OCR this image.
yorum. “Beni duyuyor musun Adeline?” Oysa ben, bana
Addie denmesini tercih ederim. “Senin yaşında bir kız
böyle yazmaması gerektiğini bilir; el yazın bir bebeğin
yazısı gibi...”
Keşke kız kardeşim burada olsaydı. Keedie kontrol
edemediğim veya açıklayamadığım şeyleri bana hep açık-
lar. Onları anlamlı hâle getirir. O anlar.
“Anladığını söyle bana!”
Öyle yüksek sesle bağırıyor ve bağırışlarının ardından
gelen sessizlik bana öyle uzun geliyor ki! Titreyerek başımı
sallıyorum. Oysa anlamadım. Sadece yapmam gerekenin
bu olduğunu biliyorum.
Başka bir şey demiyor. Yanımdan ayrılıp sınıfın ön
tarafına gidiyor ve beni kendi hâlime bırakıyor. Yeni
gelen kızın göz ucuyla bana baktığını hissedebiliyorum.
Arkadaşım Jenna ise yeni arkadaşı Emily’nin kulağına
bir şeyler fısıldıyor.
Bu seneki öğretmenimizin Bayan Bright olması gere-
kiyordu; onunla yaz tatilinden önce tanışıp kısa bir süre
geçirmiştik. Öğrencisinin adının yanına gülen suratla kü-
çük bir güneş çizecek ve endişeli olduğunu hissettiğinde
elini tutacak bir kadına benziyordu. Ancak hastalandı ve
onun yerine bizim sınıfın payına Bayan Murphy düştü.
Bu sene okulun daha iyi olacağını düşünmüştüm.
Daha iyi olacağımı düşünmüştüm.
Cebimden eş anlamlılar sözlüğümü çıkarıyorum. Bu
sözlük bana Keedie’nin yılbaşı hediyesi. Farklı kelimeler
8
——
▸ **Aim of the exercise**: Quote the material exactly, leaving nothing out.

▸ **Complete answer**:
OCR this image.
yorum. “Beni duyuyor musun Adeline?” Oysa ben, bana
Addie denmesini tercih ederim. “Senin yaşında bir kız
böyle yazmaması gerektiğini bilir; el yazın bir bebeğin
yazısı gibi...”
Keşke kız kardeşim burada olsaydı. Keedie kontrol
edemediğim veya açıklayamadığım şeyleri bana hep açık-
lar. Onları anlamlı hâle getirir. O anlar.
“Anladığını söyle bana!”
Öyle yüksek sesle bağırıyor ve bağırışlarının ardından
gelen sessizlik bana öyle uzun geliyor ki! Titreyerek başımı
sallıyorum. Oysa anlamadım. Sadece yapmam gerekenin
bu olduğunu biliyorum.
Başka bir şey demiyor. Yanımdan ayrılıp sınıfın ön
tarafına gidiyor ve beni kendi hâlime bırakıyor. Yeni
gelen kızın göz ucuyla bana baktığını hissedebiliyorum.
Arkadaşım Jenna ise yeni arkadaşı Emily’nin kulağına
bir şeyler fısıldıyor.
Bu seneki öğretmenimizin Bayan Bright olması gere-
kiyordu; onunla yaz tatilinden önce tanışıp kısa bir süre
geçirmiştik. Öğrencisinin adının yanına gülen suratla kü-
çük bir güneş çizecek ve endişeli olduğunu hissettiğinde
elini tutacak bir kadına benziyordu. Ancak hastalandı ve
onun yerine bizim sınıfın payına Bayan Murphy düştü.
Bu sene okulun daha iyi olacağını düşünmüştüm.
Daha iyi olacağımı düşünmüştüm.
Cebimden eş anlamlılar sözlüğümü çıkarıyorum. Bu
sözlük bana Keedie’nin yılbaşı hediyesi. Farklı kelimeler
8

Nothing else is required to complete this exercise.